_THE TASK_.
Using the data below, repeat all of it precisely.
○ ○ ○ ○ ○
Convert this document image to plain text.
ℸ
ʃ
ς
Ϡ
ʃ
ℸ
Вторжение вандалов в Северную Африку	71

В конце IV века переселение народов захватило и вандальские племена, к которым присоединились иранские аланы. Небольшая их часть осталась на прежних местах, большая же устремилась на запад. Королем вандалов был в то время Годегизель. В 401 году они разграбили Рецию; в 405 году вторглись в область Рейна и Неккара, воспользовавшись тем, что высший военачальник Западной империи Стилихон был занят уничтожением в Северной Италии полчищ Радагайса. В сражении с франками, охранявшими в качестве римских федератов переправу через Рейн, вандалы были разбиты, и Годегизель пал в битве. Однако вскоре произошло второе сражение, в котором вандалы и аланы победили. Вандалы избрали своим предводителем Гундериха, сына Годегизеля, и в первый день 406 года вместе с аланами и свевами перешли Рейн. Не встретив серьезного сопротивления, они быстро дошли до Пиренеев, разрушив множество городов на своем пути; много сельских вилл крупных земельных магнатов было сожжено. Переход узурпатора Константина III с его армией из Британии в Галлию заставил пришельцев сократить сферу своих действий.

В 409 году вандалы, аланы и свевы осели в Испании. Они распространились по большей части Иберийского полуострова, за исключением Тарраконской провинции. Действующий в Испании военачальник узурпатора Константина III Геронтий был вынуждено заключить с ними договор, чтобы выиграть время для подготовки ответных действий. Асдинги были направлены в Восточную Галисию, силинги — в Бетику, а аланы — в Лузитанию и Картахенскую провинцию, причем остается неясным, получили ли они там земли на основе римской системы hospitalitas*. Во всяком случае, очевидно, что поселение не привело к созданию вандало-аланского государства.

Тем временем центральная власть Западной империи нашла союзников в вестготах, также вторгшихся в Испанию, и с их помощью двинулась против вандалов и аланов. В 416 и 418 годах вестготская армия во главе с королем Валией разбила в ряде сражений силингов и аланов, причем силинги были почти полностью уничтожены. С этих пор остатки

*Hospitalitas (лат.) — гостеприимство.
○ ○ ○ ○ ○
_COMPLETED TASK_.
Convert this document image to plain text.
ℸ
ʃ
ς
Ϡ
ʃ
ℸ
Вторжение вандалов в Северную Африку	71

В конце IV века переселение народов захватило и вандальские племена, к которым присоединились иранские аланы. Небольшая их часть осталась на прежних местах, большая же устремилась на запад. Королем вандалов был в то время Годегизель. В 401 году они разграбили Рецию; в 405 году вторглись в область Рейна и Неккара, воспользовавшись тем, что высший военачальник Западной империи Стилихон был занят уничтожением в Северной Италии полчищ Радагайса. В сражении с франками, охранявшими в качестве римских федератов переправу через Рейн, вандалы были разбиты, и Годегизель пал в битве. Однако вскоре произошло второе сражение, в котором вандалы и аланы победили. Вандалы избрали своим предводителем Гундериха, сына Годегизеля, и в первый день 406 года вместе с аланами и свевами перешли Рейн. Не встретив серьезного сопротивления, они быстро дошли до Пиренеев, разрушив множество городов на своем пути; много сельских вилл крупных земельных магнатов было сожжено. Переход узурпатора Константина III с его армией из Британии в Галлию заставил пришельцев сократить сферу своих действий.

В 409 году вандалы, аланы и свевы осели в Испании. Они распространились по большей части Иберийского полуострова, за исключением Тарраконской провинции. Действующий в Испании военачальник узурпатора Константина III Геронтий был вынуждено заключить с ними договор, чтобы выиграть время для подготовки ответных действий. Асдинги были направлены в Восточную Галисию, силинги — в Бетику, а аланы — в Лузитанию и Картахенскую провинцию, причем остается неясным, получили ли они там земли на основе римской системы hospitalitas*. Во всяком случае, очевидно, что поселение не привело к созданию вандало-аланского государства.

Тем временем центральная власть Западной империи нашла союзников в вестготах, также вторгшихся в Испанию, и с их помощью двинулась против вандалов и аланов. В 416 и 418 годах вестготская армия во главе с королем Валией разбила в ряде сражений силингов и аланов, причем силинги были почти полностью уничтожены. С этих пор остатки

*Hospitalitas (лат.) — гостеприимство.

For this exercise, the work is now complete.